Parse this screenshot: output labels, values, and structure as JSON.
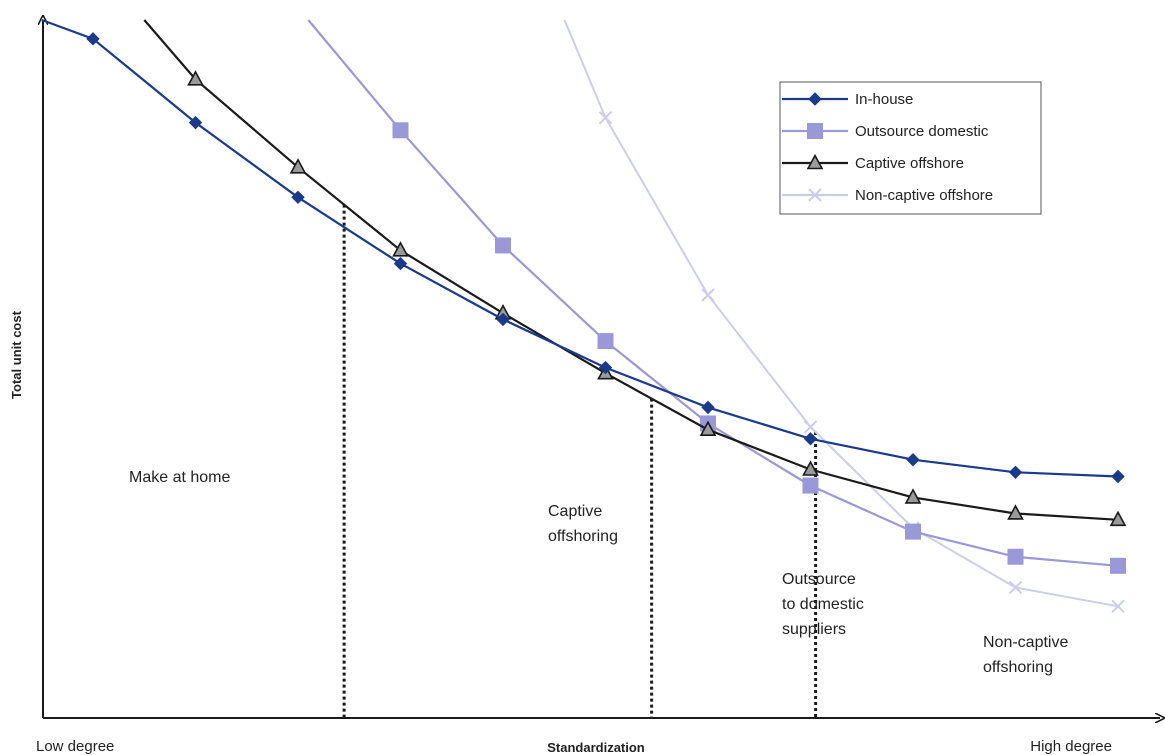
{
  "chart_data": {
    "type": "line",
    "title": "",
    "xlabel": "Standardization",
    "ylabel": "Total unit cost",
    "x_low_label": "Low degree",
    "x_high_label": "High degree",
    "x": [
      1,
      2,
      3,
      4,
      5,
      6,
      7,
      8,
      9,
      10,
      11
    ],
    "xlim": [
      0.5,
      11.5
    ],
    "ylim": [
      0,
      100
    ],
    "series": [
      {
        "name": "In-house",
        "color": "#1a3a8c",
        "marker": "diamond",
        "points": [
          [
            0.5,
            100
          ],
          [
            1,
            97.3
          ],
          [
            2,
            85.3
          ],
          [
            3,
            74.6
          ],
          [
            4,
            65.1
          ],
          [
            5,
            57.1
          ],
          [
            6,
            50.2
          ],
          [
            7,
            44.5
          ],
          [
            8,
            40.0
          ],
          [
            9,
            37.0
          ],
          [
            10,
            35.2
          ],
          [
            11,
            34.6
          ]
        ]
      },
      {
        "name": "Outsource domestic",
        "color": "#9a98d6",
        "marker": "square",
        "points": [
          [
            3.1,
            100
          ],
          [
            4,
            84.2
          ],
          [
            5,
            67.7
          ],
          [
            6,
            54.0
          ],
          [
            7,
            42.2
          ],
          [
            8,
            33.3
          ],
          [
            9,
            26.7
          ],
          [
            10,
            23.1
          ],
          [
            11,
            21.8
          ]
        ]
      },
      {
        "name": "Captive offshore",
        "color": "#1a1a1a",
        "marker": "triangle",
        "points": [
          [
            1.5,
            100
          ],
          [
            2,
            91.5
          ],
          [
            3,
            78.9
          ],
          [
            4,
            67.0
          ],
          [
            5,
            58.0
          ],
          [
            6,
            49.4
          ],
          [
            7,
            41.3
          ],
          [
            8,
            35.6
          ],
          [
            9,
            31.6
          ],
          [
            10,
            29.3
          ],
          [
            11,
            28.4
          ]
        ]
      },
      {
        "name": "Non-captive offshore",
        "color": "#cccde8",
        "marker": "x",
        "points": [
          [
            5.6,
            100
          ],
          [
            6,
            86.0
          ],
          [
            7,
            60.6
          ],
          [
            8,
            41.7
          ],
          [
            9,
            27.2
          ],
          [
            10,
            18.7
          ],
          [
            11,
            16.0
          ]
        ]
      }
    ],
    "region_boundaries": [
      3.45,
      6.45,
      8.05
    ],
    "legend_position": "top-right",
    "grid": false
  },
  "regions": {
    "make_at_home": [
      "Make at home"
    ],
    "captive_offshoring": [
      "Captive",
      "offshoring"
    ],
    "outsource_domestic": [
      "Outsource",
      "to domestic",
      "suppliers"
    ],
    "non_captive_offshoring": [
      "Non-captive",
      "offshoring"
    ]
  }
}
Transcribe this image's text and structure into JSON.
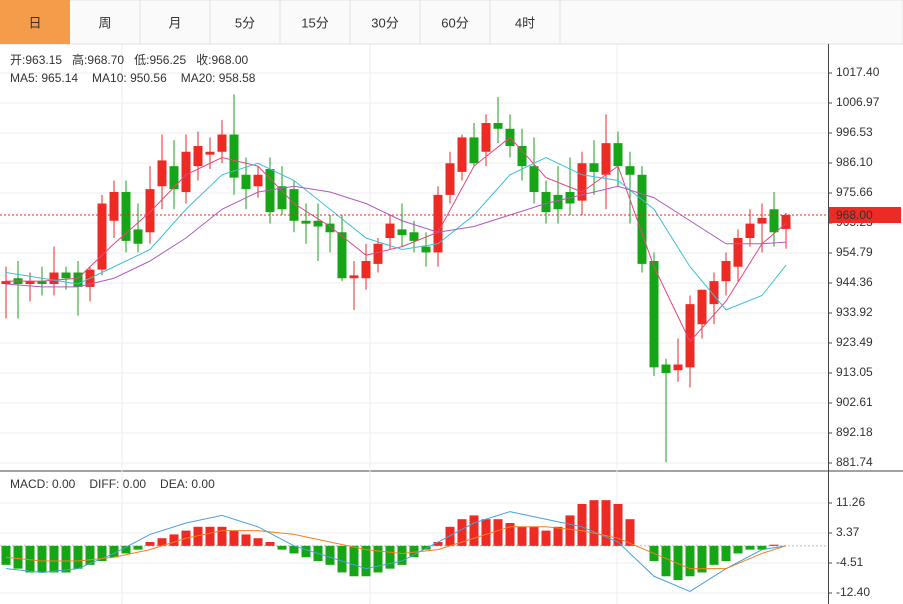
{
  "tabs": {
    "items": [
      "日",
      "周",
      "月",
      "5分",
      "15分",
      "30分",
      "60分",
      "4时"
    ],
    "active": 0,
    "active_color": "#f59c4b"
  },
  "chart_data": [
    {
      "type": "candlestick",
      "up_color": "#ee2a24",
      "down_color": "#16a516",
      "info": [
        {
          "label": "开:",
          "value": "963.15"
        },
        {
          "label": "高:",
          "value": "968.70"
        },
        {
          "label": "低:",
          "value": "956.25"
        },
        {
          "label": "收:",
          "value": "968.00"
        }
      ],
      "open": [
        944,
        946,
        944,
        945,
        944,
        948,
        948,
        943,
        949,
        966,
        976,
        963,
        962,
        978,
        985,
        976,
        985,
        989,
        990,
        996,
        982,
        978,
        984,
        978,
        977,
        966,
        966,
        965,
        962,
        946,
        946,
        951,
        960,
        963,
        962,
        957,
        955,
        975,
        983,
        995,
        990,
        1000,
        998,
        992,
        985,
        976,
        975,
        976,
        973,
        986,
        982,
        993,
        985,
        982,
        952,
        916,
        914,
        915,
        930,
        937,
        945,
        950,
        960,
        965,
        970,
        963.15
      ],
      "high": [
        950,
        952,
        948,
        950,
        957,
        950,
        952,
        950,
        975,
        980,
        980,
        972,
        985,
        996,
        994,
        996,
        997,
        995,
        1001,
        1010,
        988,
        985,
        988,
        985,
        980,
        972,
        972,
        968,
        968,
        952,
        958,
        960,
        968,
        972,
        966,
        962,
        978,
        990,
        996,
        1000,
        1003,
        1009,
        1003,
        998,
        995,
        980,
        985,
        988,
        990,
        994,
        1003,
        997,
        990,
        985,
        955,
        918,
        925,
        940,
        942,
        948,
        955,
        963,
        970,
        972,
        976,
        968.7
      ],
      "low": [
        932,
        932,
        938,
        940,
        940,
        942,
        933,
        938,
        947,
        960,
        955,
        955,
        958,
        970,
        970,
        972,
        980,
        984,
        986,
        975,
        970,
        974,
        965,
        968,
        962,
        958,
        952,
        955,
        945,
        935,
        942,
        948,
        956,
        957,
        955,
        950,
        950,
        972,
        980,
        985,
        985,
        993,
        988,
        980,
        972,
        965,
        965,
        968,
        968,
        975,
        970,
        978,
        965,
        948,
        912,
        882,
        910,
        908,
        925,
        930,
        940,
        945,
        957,
        955,
        957,
        956.25
      ],
      "close": [
        945,
        944,
        945,
        944,
        948,
        946,
        943,
        949,
        972,
        976,
        959,
        958,
        977,
        987,
        977,
        990,
        992,
        990,
        996,
        981,
        977,
        982,
        969,
        970,
        966,
        965,
        964,
        962,
        946,
        947,
        952,
        958,
        965,
        961,
        959,
        955,
        975,
        986,
        995,
        986,
        1000,
        998,
        992,
        985,
        976,
        969,
        970,
        972,
        986,
        983,
        993,
        985,
        982,
        951,
        915,
        913,
        916,
        937,
        942,
        945,
        952,
        960,
        965,
        967,
        962,
        968
      ],
      "xlim": [
        -0.5,
        68.5
      ],
      "ylim": [
        879.3,
        1027.14
      ],
      "yticks": [
        {
          "value": 1017.4,
          "label": "1017.40"
        },
        {
          "value": 1006.97,
          "label": "1006.97"
        },
        {
          "value": 996.53,
          "label": "996.53"
        },
        {
          "value": 986.1,
          "label": "986.10"
        },
        {
          "value": 975.66,
          "label": "975.66"
        },
        {
          "value": 965.23,
          "label": "965.23"
        },
        {
          "value": 954.79,
          "label": "954.79"
        },
        {
          "value": 944.36,
          "label": "944.36"
        },
        {
          "value": 933.92,
          "label": "933.92"
        },
        {
          "value": 923.49,
          "label": "923.49"
        },
        {
          "value": 913.05,
          "label": "913.05"
        },
        {
          "value": 902.61,
          "label": "902.61"
        },
        {
          "value": 892.18,
          "label": "892.18"
        },
        {
          "value": 881.74,
          "label": "881.74"
        }
      ],
      "last_price": {
        "value": 968,
        "label": "968.00"
      },
      "series": [
        {
          "name": "MA5",
          "label": "MA5: 965.14",
          "color": "#e6457f",
          "x": [
            0,
            3,
            6,
            9,
            12,
            15,
            18,
            21,
            24,
            27,
            30,
            33,
            36,
            39,
            42,
            45,
            48,
            51,
            54,
            57,
            60,
            63,
            65
          ],
          "values": [
            945,
            945,
            946,
            958,
            969,
            982,
            988,
            985,
            972,
            964,
            954,
            957,
            962,
            985,
            995,
            981,
            976,
            985,
            950,
            924,
            938,
            958,
            965.14
          ]
        },
        {
          "name": "MA10",
          "label": "MA10: 950.56",
          "color": "#3cc0d4",
          "x": [
            0,
            3,
            6,
            9,
            12,
            15,
            18,
            21,
            24,
            27,
            30,
            33,
            36,
            39,
            42,
            45,
            48,
            51,
            54,
            57,
            60,
            63,
            65
          ],
          "values": [
            948,
            946,
            944,
            950,
            956,
            970,
            982,
            986,
            980,
            970,
            960,
            956,
            958,
            968,
            982,
            988,
            982,
            980,
            970,
            950,
            935,
            940,
            950.56
          ]
        },
        {
          "name": "MA20",
          "label": "MA20: 958.58",
          "color": "#b05ac0",
          "x": [
            0,
            3,
            6,
            9,
            12,
            15,
            18,
            21,
            24,
            27,
            30,
            33,
            36,
            39,
            42,
            45,
            48,
            51,
            54,
            57,
            60,
            63,
            65
          ],
          "values": [
            944,
            943,
            943,
            946,
            952,
            960,
            970,
            976,
            978,
            976,
            972,
            966,
            962,
            964,
            968,
            972,
            975,
            978,
            974,
            966,
            958,
            958,
            958.58
          ]
        }
      ]
    },
    {
      "type": "macd",
      "up_color": "#ee2a24",
      "down_color": "#16a516",
      "xlim": [
        -0.5,
        68.5
      ],
      "ylim": [
        -14.24,
        18.62
      ],
      "yticks": [
        11.26,
        3.37,
        -4.51,
        {
          "value": -12.4,
          "label": "-12.40"
        }
      ],
      "series": [
        {
          "name": "MACD",
          "label": "MACD: 0.00",
          "color": "#ee2a24",
          "values": [
            -5,
            -6,
            -7,
            -7,
            -7,
            -7,
            -6,
            -5,
            -4,
            -3,
            -2,
            -1,
            1,
            2,
            3,
            4,
            5,
            5,
            5,
            4,
            3,
            2,
            1,
            -1,
            -2,
            -3,
            -4,
            -5,
            -7,
            -8,
            -8,
            -7,
            -6,
            -5,
            -3,
            -1,
            1,
            5,
            7,
            8,
            7,
            7,
            6,
            5,
            5,
            4,
            5,
            8,
            11,
            12,
            12,
            11,
            7,
            0,
            -4,
            -8,
            -9,
            -8,
            -7,
            -5,
            -4,
            -2,
            -1,
            -1,
            0.3,
            0
          ]
        },
        {
          "name": "DIFF",
          "label": "DIFF: 0.00",
          "color": "#4a9fe0",
          "x": [
            0,
            3,
            6,
            9,
            12,
            15,
            18,
            21,
            24,
            27,
            30,
            33,
            36,
            39,
            42,
            45,
            48,
            51,
            54,
            57,
            60,
            63,
            65
          ],
          "values": [
            -6,
            -7,
            -6,
            -2,
            3,
            6,
            8,
            5,
            0,
            -3,
            -6,
            -4,
            1,
            6,
            9,
            7,
            5,
            1,
            -8,
            -12,
            -6,
            -1,
            0
          ]
        },
        {
          "name": "DEA",
          "label": "DEA: 0.00",
          "color": "#f08020",
          "x": [
            0,
            3,
            6,
            9,
            12,
            15,
            18,
            21,
            24,
            27,
            30,
            33,
            36,
            39,
            42,
            45,
            48,
            51,
            54,
            57,
            60,
            63,
            65
          ],
          "values": [
            -3,
            -4,
            -4,
            -3,
            -1,
            2,
            4,
            4,
            3,
            1,
            -1,
            -2,
            -1,
            2,
            5,
            5,
            4,
            2,
            -2,
            -6,
            -6,
            -2,
            0
          ]
        }
      ]
    }
  ]
}
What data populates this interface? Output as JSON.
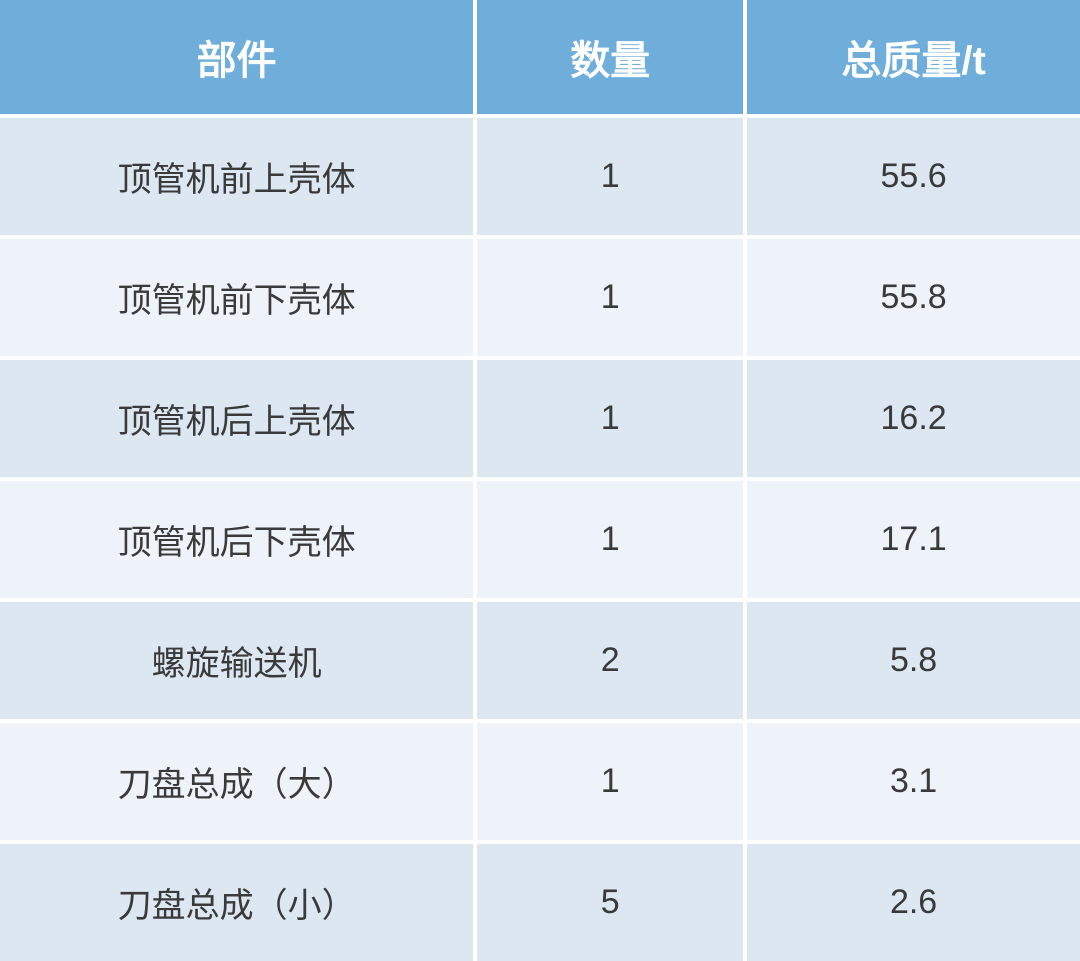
{
  "table": {
    "type": "table",
    "header_background": "#6faedb",
    "header_text_color": "#ffffff",
    "header_fontsize": 40,
    "header_fontweight": "bold",
    "row_odd_background": "#dce7f2",
    "row_even_background": "#eef3f9",
    "cell_text_color": "#3a3a3a",
    "cell_fontsize": 34,
    "border_color": "#ffffff",
    "border_width": 4,
    "column_widths": [
      "44%",
      "25%",
      "31%"
    ],
    "columns": [
      "部件",
      "数量",
      "总质量/t"
    ],
    "rows": [
      [
        "顶管机前上壳体",
        "1",
        "55.6"
      ],
      [
        "顶管机前下壳体",
        "1",
        "55.8"
      ],
      [
        "顶管机后上壳体",
        "1",
        "16.2"
      ],
      [
        "顶管机后下壳体",
        "1",
        "17.1"
      ],
      [
        "螺旋输送机",
        "2",
        "5.8"
      ],
      [
        "刀盘总成（大）",
        "1",
        "3.1"
      ],
      [
        "刀盘总成（小）",
        "5",
        "2.6"
      ]
    ]
  }
}
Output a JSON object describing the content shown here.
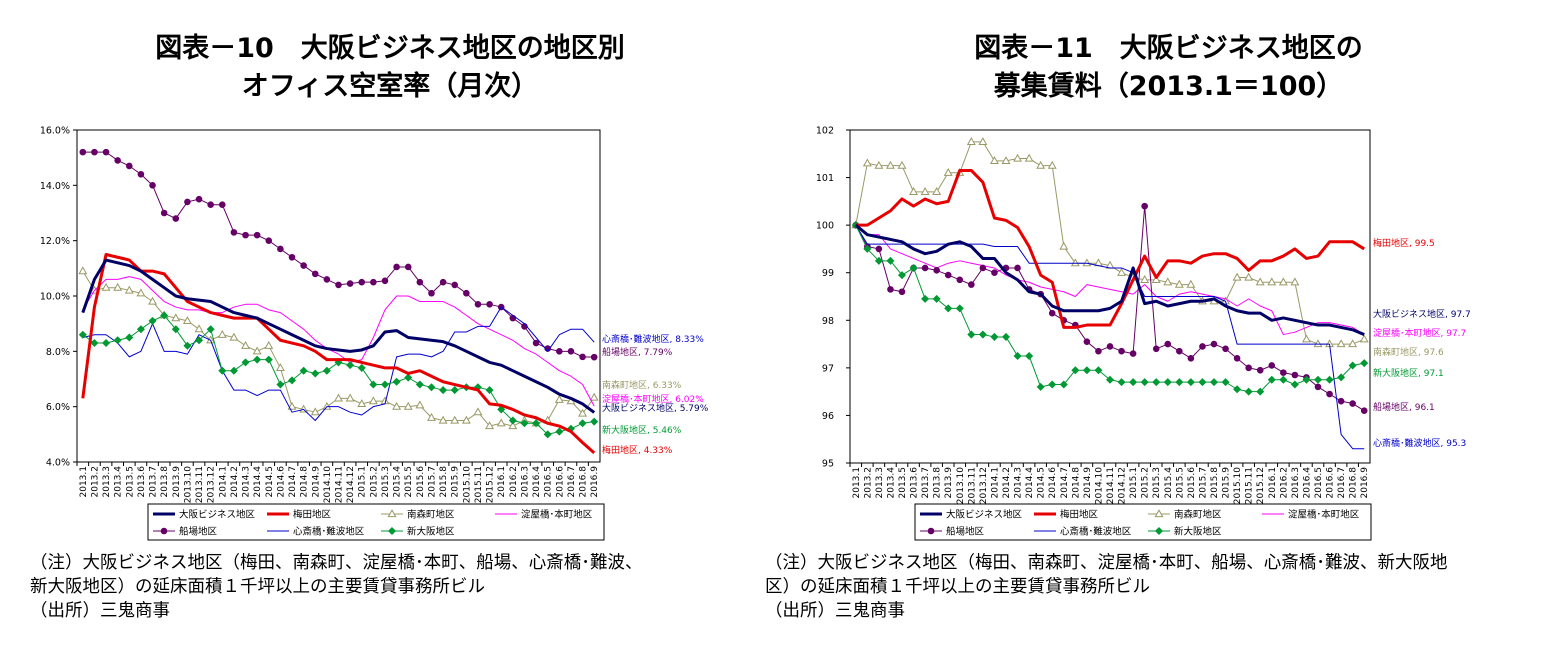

= = = =

## [JOB]
Copy out exactly the lines between the line containing "What data populates" and the end of the entries, including both, and leave the pictures behind.

## [EXERCISE OUTPUT]
What data populates this interface? Output as JSON.
{
  "table": {
    "type": "table",
    "header_background": "#6faedb",
    "header_text_color": "#ffffff",
    "header_fontsize": 40,
    "header_fontweight": "bold",
    "row_odd_background": "#dce7f2",
    "row_even_background": "#eef3f9",
    "cell_text_color": "#3a3a3a",
    "cell_fontsize": 34,
    "border_color": "#ffffff",
    "border_width": 4,
    "column_widths": [
      "44%",
      "25%",
      "31%"
    ],
    "columns": [
      "部件",
      "数量",
      "总质量/t"
    ],
    "rows": [
      [
        "顶管机前上壳体",
        "1",
        "55.6"
      ],
      [
        "顶管机前下壳体",
        "1",
        "55.8"
      ],
      [
        "顶管机后上壳体",
        "1",
        "16.2"
      ],
      [
        "顶管机后下壳体",
        "1",
        "17.1"
      ],
      [
        "螺旋输送机",
        "2",
        "5.8"
      ],
      [
        "刀盘总成（大）",
        "1",
        "3.1"
      ],
      [
        "刀盘总成（小）",
        "5",
        "2.6"
      ]
    ]
  }
}
Output a JSON object describing the content shown here.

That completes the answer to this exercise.